▶ [TASK DETAILS]
Where a line in the listing contains the string "frac", copy that line out.

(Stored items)
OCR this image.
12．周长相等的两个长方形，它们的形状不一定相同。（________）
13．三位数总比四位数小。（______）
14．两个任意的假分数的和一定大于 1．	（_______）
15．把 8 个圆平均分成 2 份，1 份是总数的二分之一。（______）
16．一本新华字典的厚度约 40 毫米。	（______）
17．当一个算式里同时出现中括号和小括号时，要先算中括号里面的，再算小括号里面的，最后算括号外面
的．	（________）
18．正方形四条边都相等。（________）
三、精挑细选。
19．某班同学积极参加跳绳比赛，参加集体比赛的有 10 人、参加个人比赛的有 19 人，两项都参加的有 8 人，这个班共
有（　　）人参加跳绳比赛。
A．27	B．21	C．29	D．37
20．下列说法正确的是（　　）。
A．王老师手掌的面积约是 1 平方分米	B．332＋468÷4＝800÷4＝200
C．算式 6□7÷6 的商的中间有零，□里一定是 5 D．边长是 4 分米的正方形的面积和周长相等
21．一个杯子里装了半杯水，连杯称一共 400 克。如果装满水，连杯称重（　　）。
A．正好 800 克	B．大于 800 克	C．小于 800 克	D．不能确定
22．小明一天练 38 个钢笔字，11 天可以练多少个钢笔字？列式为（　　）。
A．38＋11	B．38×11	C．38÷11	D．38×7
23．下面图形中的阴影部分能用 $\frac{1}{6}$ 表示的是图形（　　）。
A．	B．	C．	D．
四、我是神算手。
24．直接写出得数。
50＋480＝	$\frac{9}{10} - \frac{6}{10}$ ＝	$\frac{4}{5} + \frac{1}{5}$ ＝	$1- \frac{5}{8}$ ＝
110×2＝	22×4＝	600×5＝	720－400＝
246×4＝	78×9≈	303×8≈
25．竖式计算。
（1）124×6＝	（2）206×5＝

▶ [TASK RESULT]
23．下面图形中的阴影部分能用 $\frac{1}{6}$ 表示的是图形（　　）。
50＋480＝	$\frac{9}{10} - \frac{6}{10}$ ＝	$\frac{4}{5} + \frac{1}{5}$ ＝	$1- \frac{5}{8}$ ＝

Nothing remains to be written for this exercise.